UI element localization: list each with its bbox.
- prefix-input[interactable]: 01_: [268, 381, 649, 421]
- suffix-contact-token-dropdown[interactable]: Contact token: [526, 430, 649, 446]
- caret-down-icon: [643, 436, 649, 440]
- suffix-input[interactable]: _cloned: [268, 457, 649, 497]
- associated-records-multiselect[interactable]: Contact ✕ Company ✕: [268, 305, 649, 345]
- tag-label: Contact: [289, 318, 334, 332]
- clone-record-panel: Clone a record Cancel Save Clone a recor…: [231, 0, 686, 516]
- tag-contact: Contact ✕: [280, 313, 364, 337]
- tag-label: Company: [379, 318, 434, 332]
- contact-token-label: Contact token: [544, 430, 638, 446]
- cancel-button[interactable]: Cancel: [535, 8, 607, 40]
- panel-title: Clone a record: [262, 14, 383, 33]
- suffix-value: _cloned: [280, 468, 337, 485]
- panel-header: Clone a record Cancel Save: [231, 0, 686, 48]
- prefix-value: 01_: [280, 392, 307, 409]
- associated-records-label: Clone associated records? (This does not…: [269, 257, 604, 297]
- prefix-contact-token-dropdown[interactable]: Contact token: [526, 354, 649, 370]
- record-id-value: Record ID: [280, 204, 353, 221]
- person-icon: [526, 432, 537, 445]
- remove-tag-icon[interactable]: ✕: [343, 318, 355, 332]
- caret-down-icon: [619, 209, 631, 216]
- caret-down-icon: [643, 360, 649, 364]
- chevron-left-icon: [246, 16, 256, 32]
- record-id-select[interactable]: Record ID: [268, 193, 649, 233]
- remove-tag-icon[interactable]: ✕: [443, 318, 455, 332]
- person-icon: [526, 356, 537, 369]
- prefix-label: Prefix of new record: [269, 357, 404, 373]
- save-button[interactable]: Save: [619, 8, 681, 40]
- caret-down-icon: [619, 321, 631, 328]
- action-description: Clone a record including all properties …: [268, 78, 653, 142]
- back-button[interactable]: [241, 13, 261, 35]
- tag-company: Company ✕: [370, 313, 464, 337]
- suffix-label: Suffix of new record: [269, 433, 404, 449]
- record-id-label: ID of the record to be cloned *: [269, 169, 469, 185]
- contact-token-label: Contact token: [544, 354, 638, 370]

::::

GIVEN INSTRUCTION:
Render every line of the rows above as a JSON list of strings, one string per line, leaving out blank lines.

RESPONSE:
[
  "UI element localization: list each with its bbox.",
  "- prefix-input[interactable]: 01_: [268, 381, 649, 421]",
  "- suffix-contact-token-dropdown[interactable]: Contact token: [526, 430, 649, 446]",
  "- caret-down-icon: [643, 436, 649, 440]",
  "- suffix-input[interactable]: _cloned: [268, 457, 649, 497]",
  "- associated-records-multiselect[interactable]: Contact ✕ Company ✕: [268, 305, 649, 345]",
  "- tag-label: Contact: [289, 318, 334, 332]",
  "- clone-record-panel: Clone a record Cancel Save Clone a recor…: [231, 0, 686, 516]",
  "- tag-contact: Contact ✕: [280, 313, 364, 337]",
  "- tag-label: Company: [379, 318, 434, 332]",
  "- contact-token-label: Contact token: [544, 430, 638, 446]",
  "- cancel-button[interactable]: Cancel: [535, 8, 607, 40]",
  "- panel-title: Clone a record: [262, 14, 383, 33]",
  "- suffix-value: _cloned: [280, 468, 337, 485]",
  "- panel-header: Clone a record Cancel Save: [231, 0, 686, 48]",
  "- prefix-value: 01_: [280, 392, 307, 409]",
  "- associated-records-label: Clone associated records? (This does not…: [269, 257, 604, 297]",
  "- prefix-contact-token-dropdown[interactable]: Contact token: [526, 354, 649, 370]",
  "- record-id-value: Record ID: [280, 204, 353, 221]",
  "- person-icon: [526, 432, 537, 445]",
  "- remove-tag-icon[interactable]: ✕: [343, 318, 355, 332]",
  "- caret-down-icon: [619, 209, 631, 216]",
  "- caret-down-icon: [643, 360, 649, 364]",
  "- chevron-left-icon: [246, 16, 256, 32]",
  "- record-id-select[interactable]: Record ID: [268, 193, 649, 233]",
  "- remove-tag-icon[interactable]: ✕: [443, 318, 455, 332]",
  "- person-icon: [526, 356, 537, 369]",
  "- prefix-label: Prefix of new record: [269, 357, 404, 373]",
  "- save-button[interactable]: Save: [619, 8, 681, 40]",
  "- caret-down-icon: [619, 321, 631, 328]",
  "- action-description: Clone a record including all properties …: [268, 78, 653, 142]",
  "- back-button[interactable]: [241, 13, 261, 35]",
  "- tag-company: Company ✕: [370, 313, 464, 337]",
  "- suffix-label: Suffix of new record: [269, 433, 404, 449]",
  "- record-id-label: ID of the record to be cloned *: [269, 169, 469, 185]",
  "- contact-token-label: Contact token: [544, 354, 638, 370]"
]